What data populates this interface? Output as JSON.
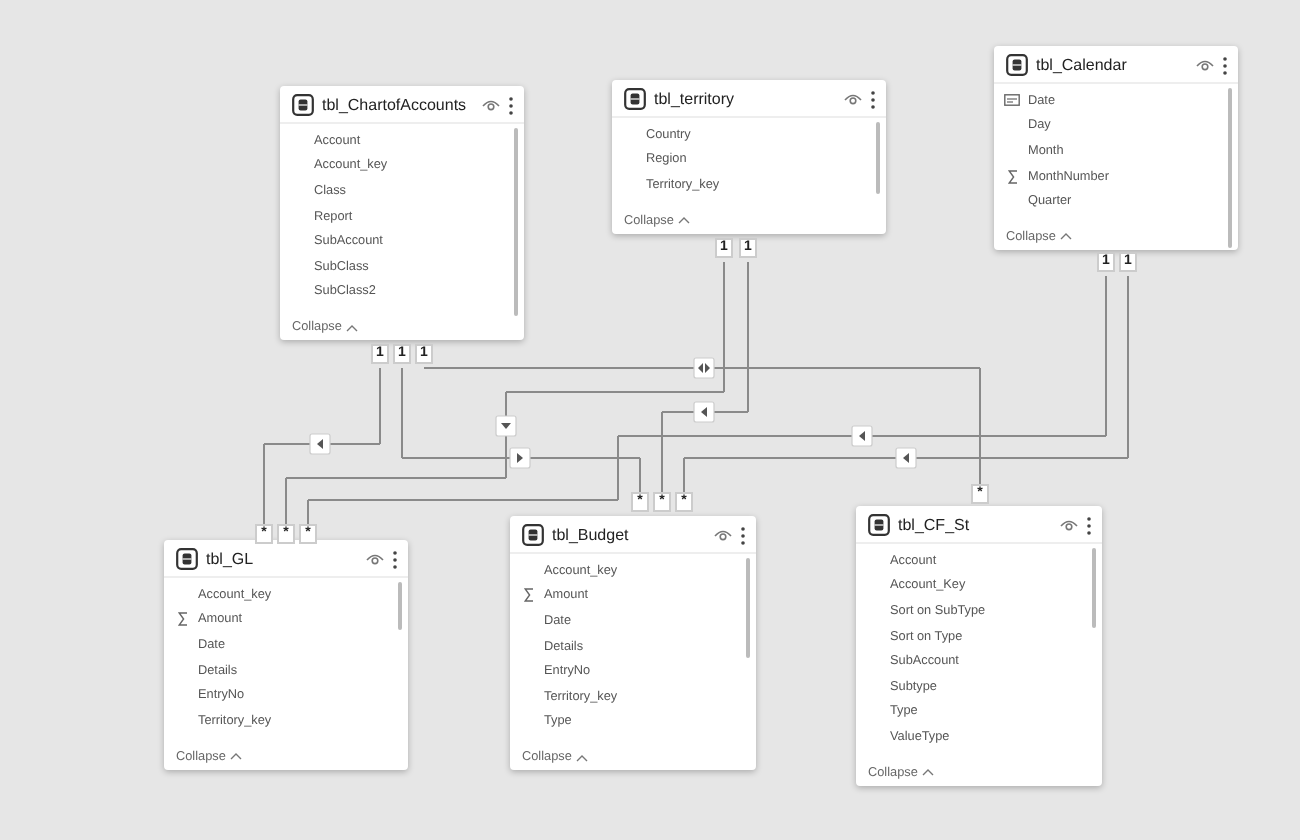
{
  "tables": [
    {
      "title": "tbl_ChartofAccounts",
      "fields": [
        {
          "name": "Account",
          "kind": "text"
        },
        {
          "name": "Account_key",
          "kind": "text"
        },
        {
          "name": "Class",
          "kind": "text"
        },
        {
          "name": "Report",
          "kind": "text"
        },
        {
          "name": "SubAccount",
          "kind": "text"
        },
        {
          "name": "SubClass",
          "kind": "text"
        },
        {
          "name": "SubClass2",
          "kind": "text"
        }
      ],
      "collapse": "Collapse"
    },
    {
      "title": "tbl_territory",
      "fields": [
        {
          "name": "Country",
          "kind": "text"
        },
        {
          "name": "Region",
          "kind": "text"
        },
        {
          "name": "Territory_key",
          "kind": "text"
        }
      ],
      "collapse": "Collapse"
    },
    {
      "title": "tbl_Calendar",
      "fields": [
        {
          "name": "Date",
          "kind": "date"
        },
        {
          "name": "Day",
          "kind": "text"
        },
        {
          "name": "Month",
          "kind": "text"
        },
        {
          "name": "MonthNumber",
          "kind": "sum"
        },
        {
          "name": "Quarter",
          "kind": "text"
        }
      ],
      "collapse": "Collapse"
    },
    {
      "title": "tbl_GL",
      "fields": [
        {
          "name": "Account_key",
          "kind": "text"
        },
        {
          "name": "Amount",
          "kind": "sum"
        },
        {
          "name": "Date",
          "kind": "text"
        },
        {
          "name": "Details",
          "kind": "text"
        },
        {
          "name": "EntryNo",
          "kind": "text"
        },
        {
          "name": "Territory_key",
          "kind": "text"
        }
      ],
      "collapse": "Collapse"
    },
    {
      "title": "tbl_Budget",
      "fields": [
        {
          "name": "Account_key",
          "kind": "text"
        },
        {
          "name": "Amount",
          "kind": "sum"
        },
        {
          "name": "Date",
          "kind": "text"
        },
        {
          "name": "Details",
          "kind": "text"
        },
        {
          "name": "EntryNo",
          "kind": "text"
        },
        {
          "name": "Territory_key",
          "kind": "text"
        },
        {
          "name": "Type",
          "kind": "text"
        }
      ],
      "collapse": "Collapse"
    },
    {
      "title": "tbl_CF_St",
      "fields": [
        {
          "name": "Account",
          "kind": "text"
        },
        {
          "name": "Account_Key",
          "kind": "text"
        },
        {
          "name": "Sort on SubType",
          "kind": "text"
        },
        {
          "name": "Sort on Type",
          "kind": "text"
        },
        {
          "name": "SubAccount",
          "kind": "text"
        },
        {
          "name": "Subtype",
          "kind": "text"
        },
        {
          "name": "Type",
          "kind": "text"
        },
        {
          "name": "ValueType",
          "kind": "text"
        }
      ],
      "collapse": "Collapse"
    }
  ],
  "relationships": [
    {
      "from_cardinality": "1",
      "to_cardinality": "*",
      "kind": "left"
    },
    {
      "from_cardinality": "1",
      "to_cardinality": "*",
      "kind": "right"
    },
    {
      "from_cardinality": "1",
      "to_cardinality": "*",
      "kind": "both"
    },
    {
      "from_cardinality": "1",
      "to_cardinality": "*",
      "kind": "down"
    },
    {
      "from_cardinality": "1",
      "to_cardinality": "*",
      "kind": "left"
    },
    {
      "from_cardinality": "1",
      "to_cardinality": "*",
      "kind": "left"
    },
    {
      "from_cardinality": "1",
      "to_cardinality": "*",
      "kind": "left"
    }
  ]
}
········
• [DIRECTIONS FOR THIS TASK] Find each line that has the word "Sort", then copy it out.

• [FULL RESPONSE]
          "name": "Sort on SubType",
          "name": "Sort on Type",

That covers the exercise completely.